··· Data listing ···

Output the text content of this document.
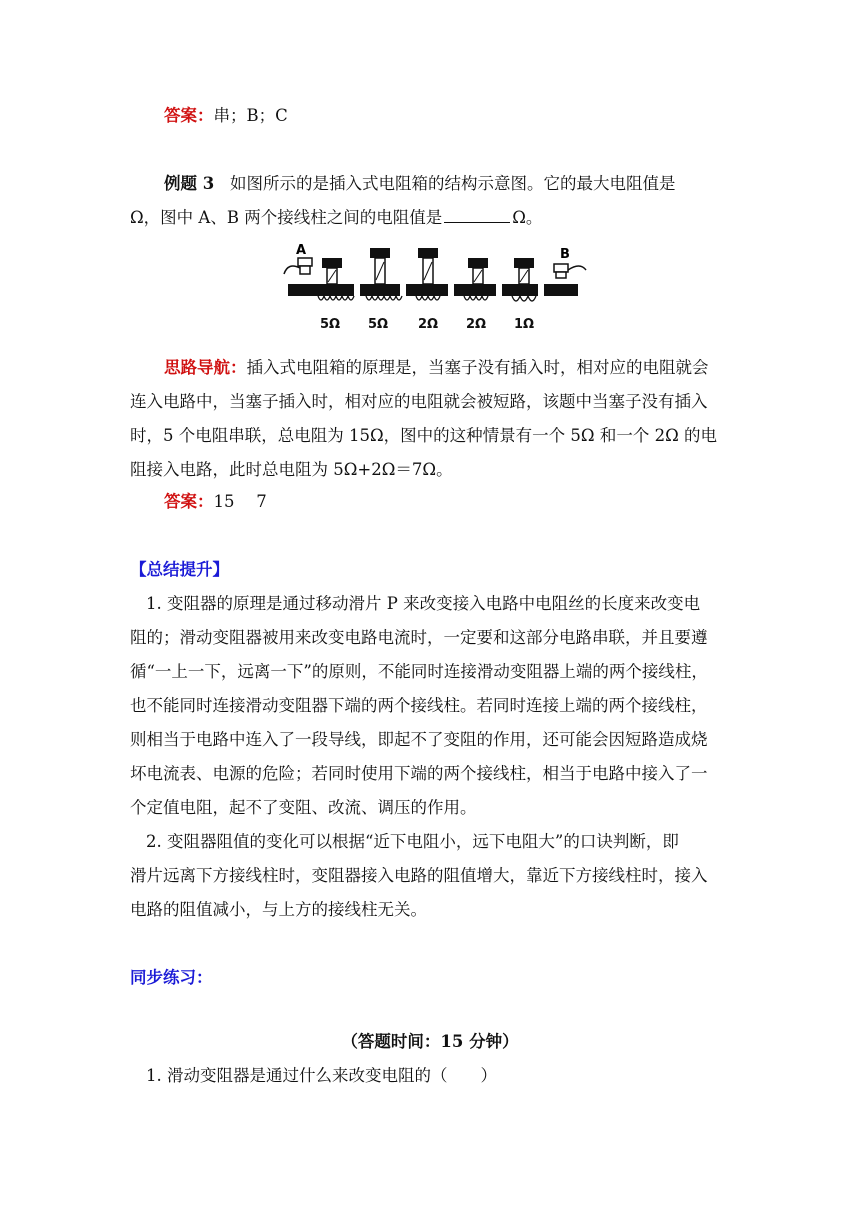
答案：串；B；C
例题 3 如图所示的是插入式电阻箱的结构示意图。它的最大电阻值是
Ω，图中 A、B 两个接线柱之间的电阻值是	Ω。
A	B
5Ω 5Ω 2Ω 2Ω 1Ω
思路导航：插入式电阻箱的原理是，当塞子没有插入时，相对应的电阻就会
连入电路中，当塞子插入时，相对应的电阻就会被短路，该题中当塞子没有插入
时，5 个电阻串联，总电阻为 15Ω，图中的这种情景有一个 5Ω 和一个 2Ω 的电
阻接入电路，此时总电阻为 5Ω+2Ω＝7Ω。
答案：15　 7
【总结提升】
1. 变阻器的原理是通过移动滑片 P 来改变接入电路中电阻丝的长度来改变电
阻的；滑动变阻器被用来改变电路电流时，一定要和这部分电路串联，并且要遵
循“一上一下，远离一下”的原则，不能同时连接滑动变阻器上端的两个接线柱，
也不能同时连接滑动变阻器下端的两个接线柱。若同时连接上端的两个接线柱，
则相当于电路中连入了一段导线，即起不了变阻的作用，还可能会因短路造成烧
坏电流表、电源的危险；若同时使用下端的两个接线柱，相当于电路中接入了一
个定值电阻，起不了变阻、改流、调压的作用。
2. 变阻器阻值的变化可以根据“近下电阻小，远下电阻大”的口诀判断，即
滑片远离下方接线柱时，变阻器接入电路的阻值增大，靠近下方接线柱时，接入
电路的阻值减小，与上方的接线柱无关。
同步练习：
（答题时间：15 分钟）
1. 滑动变阻器是通过什么来改变电阻的（　　）
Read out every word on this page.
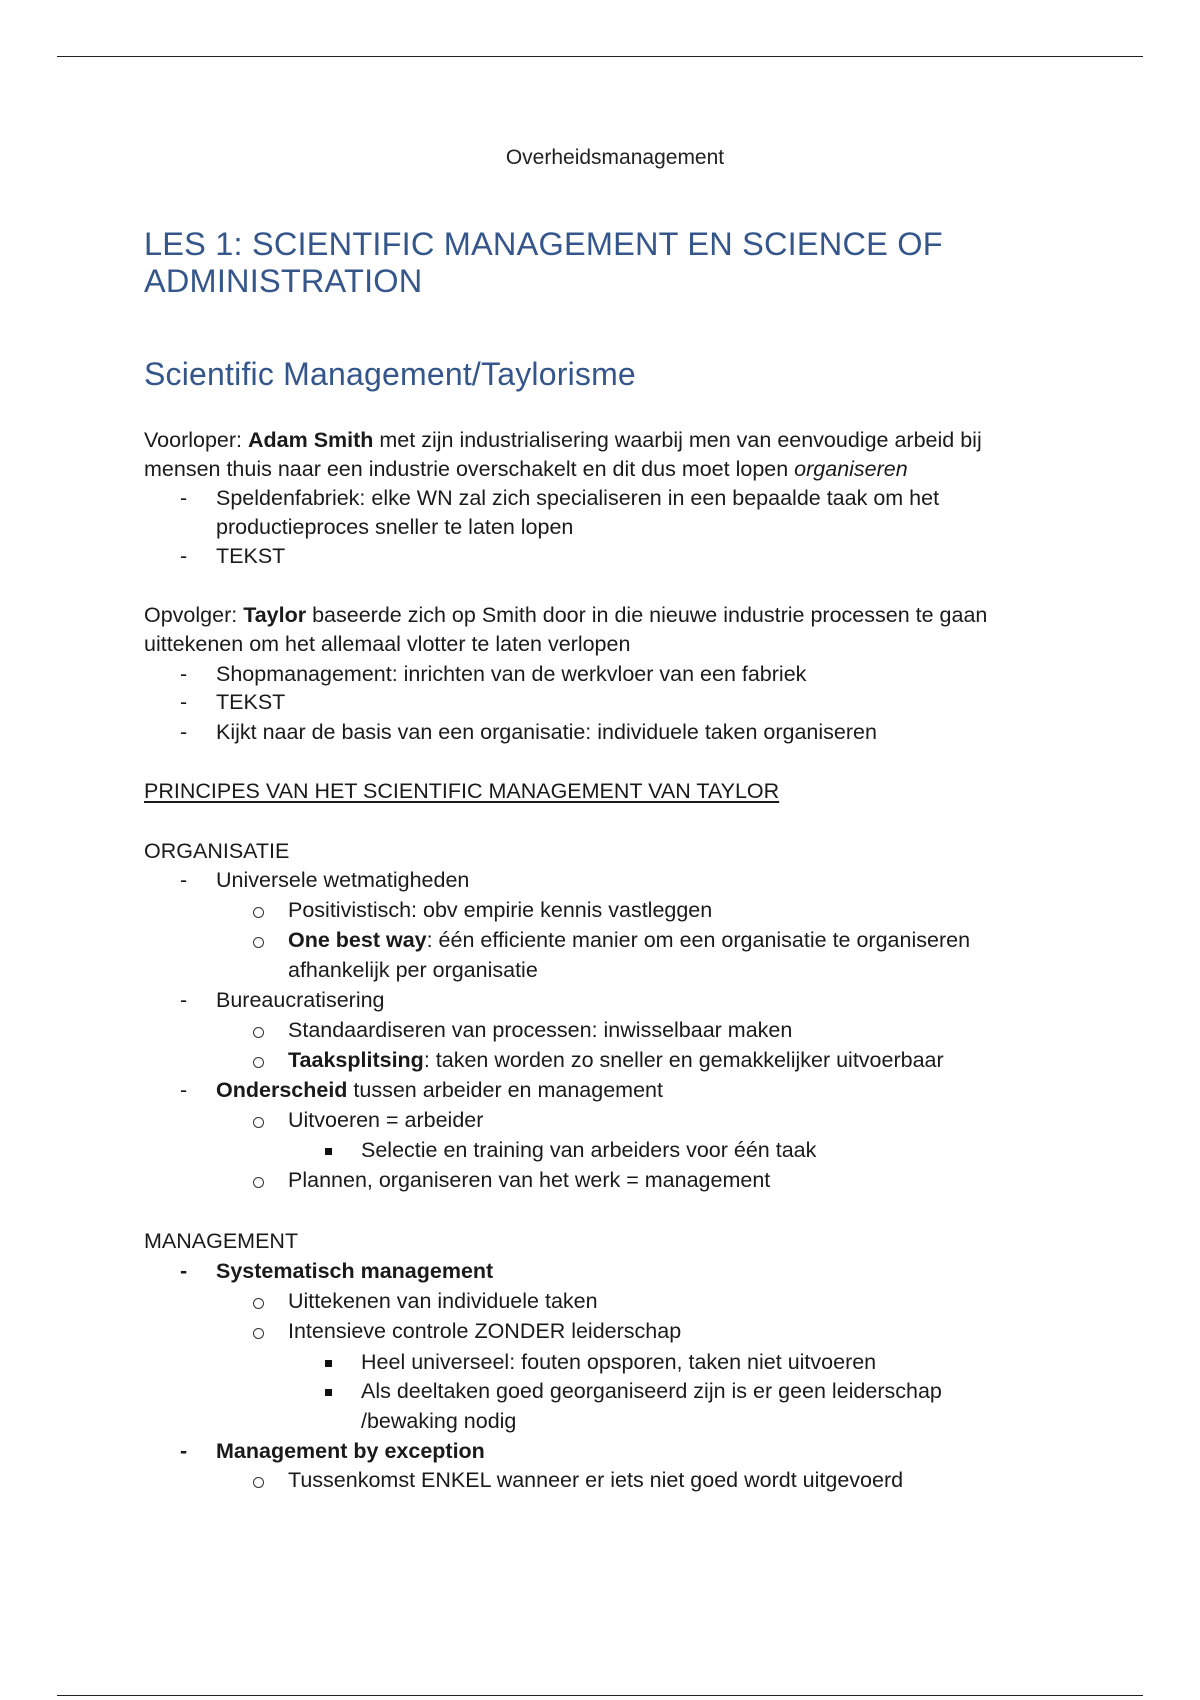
Overheidsmanagement
LES 1: SCIENTIFIC MANAGEMENT EN SCIENCE OF ADMINISTRATION
Scientific Management/Taylorisme
Voorloper: Adam Smith met zijn industrialisering waarbij men van eenvoudige arbeid bij
mensen thuis naar een industrie overschakelt en dit dus moet lopen organiseren
- Speldenfabriek: elke WN zal zich specialiseren in een bepaalde taak om het
productieproces sneller te laten lopen
- TEKST
Opvolger: Taylor baseerde zich op Smith door in die nieuwe industrie processen te gaan
uittekenen om het allemaal vlotter te laten verlopen
- Shopmanagement: inrichten van de werkvloer van een fabriek
- TEKST
- Kijkt naar de basis van een organisatie: individuele taken organiseren
PRINCIPES VAN HET SCIENTIFIC MANAGEMENT VAN TAYLOR
ORGANISATIE
- Universele wetmatigheden
Positivistisch: obv empirie kennis vastleggen
One best way: één efficiente manier om een organisatie te organiseren
afhankelijk per organisatie
- Bureaucratisering
Standaardiseren van processen: inwisselbaar maken
Taaksplitsing: taken worden zo sneller en gemakkelijker uitvoerbaar
- Onderscheid tussen arbeider en management
Uitvoeren = arbeider
Selectie en training van arbeiders voor één taak
Plannen, organiseren van het werk = management
MANAGEMENT
- Systematisch management
Uittekenen van individuele taken
Intensieve controle ZONDER leiderschap
Heel universeel: fouten opsporen, taken niet uitvoeren
Als deeltaken goed georganiseerd zijn is er geen leiderschap
/bewaking nodig
- Management by exception
Tussenkomst ENKEL wanneer er iets niet goed wordt uitgevoerd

···

**Task:** Quote all the records verbatim, dropping any pictures from your copy.

**Solution for this exercise:**
Output the text content of this document.
答案：串；B；C
例题 3 如图所示的是插入式电阻箱的结构示意图。它的最大电阻值是
Ω，图中 A、B 两个接线柱之间的电阻值是	Ω。
A	B
5Ω 5Ω 2Ω 2Ω 1Ω
思路导航：插入式电阻箱的原理是，当塞子没有插入时，相对应的电阻就会
连入电路中，当塞子插入时，相对应的电阻就会被短路，该题中当塞子没有插入
时，5 个电阻串联，总电阻为 15Ω，图中的这种情景有一个 5Ω 和一个 2Ω 的电
阻接入电路，此时总电阻为 5Ω+2Ω＝7Ω。
答案：15　 7
【总结提升】
1. 变阻器的原理是通过移动滑片 P 来改变接入电路中电阻丝的长度来改变电
阻的；滑动变阻器被用来改变电路电流时，一定要和这部分电路串联，并且要遵
循“一上一下，远离一下”的原则，不能同时连接滑动变阻器上端的两个接线柱，
也不能同时连接滑动变阻器下端的两个接线柱。若同时连接上端的两个接线柱，
则相当于电路中连入了一段导线，即起不了变阻的作用，还可能会因短路造成烧
坏电流表、电源的危险；若同时使用下端的两个接线柱，相当于电路中接入了一
个定值电阻，起不了变阻、改流、调压的作用。
2. 变阻器阻值的变化可以根据“近下电阻小，远下电阻大”的口诀判断，即
滑片远离下方接线柱时，变阻器接入电路的阻值增大，靠近下方接线柱时，接入
电路的阻值减小，与上方的接线柱无关。
同步练习：
（答题时间：15 分钟）
1. 滑动变阻器是通过什么来改变电阻的（　　）
Read out every word on this page.
Overheidsmanagement
LES 1: SCIENTIFIC MANAGEMENT EN SCIENCE OF ADMINISTRATION
Scientific Management/Taylorisme
Voorloper: Adam Smith met zijn industrialisering waarbij men van eenvoudige arbeid bij
mensen thuis naar een industrie overschakelt en dit dus moet lopen organiseren
- Speldenfabriek: elke WN zal zich specialiseren in een bepaalde taak om het
productieproces sneller te laten lopen
- TEKST
Opvolger: Taylor baseerde zich op Smith door in die nieuwe industrie processen te gaan
uittekenen om het allemaal vlotter te laten verlopen
- Shopmanagement: inrichten van de werkvloer van een fabriek
- TEKST
- Kijkt naar de basis van een organisatie: individuele taken organiseren
PRINCIPES VAN HET SCIENTIFIC MANAGEMENT VAN TAYLOR
ORGANISATIE
- Universele wetmatigheden
Positivistisch: obv empirie kennis vastleggen
One best way: één efficiente manier om een organisatie te organiseren
afhankelijk per organisatie
- Bureaucratisering
Standaardiseren van processen: inwisselbaar maken
Taaksplitsing: taken worden zo sneller en gemakkelijker uitvoerbaar
- Onderscheid tussen arbeider en management
Uitvoeren = arbeider
Selectie en training van arbeiders voor één taak
Plannen, organiseren van het werk = management
MANAGEMENT
- Systematisch management
Uittekenen van individuele taken
Intensieve controle ZONDER leiderschap
Heel universeel: fouten opsporen, taken niet uitvoeren
Als deeltaken goed georganiseerd zijn is er geen leiderschap
/bewaking nodig
- Management by exception
Tussenkomst ENKEL wanneer er iets niet goed wordt uitgevoerd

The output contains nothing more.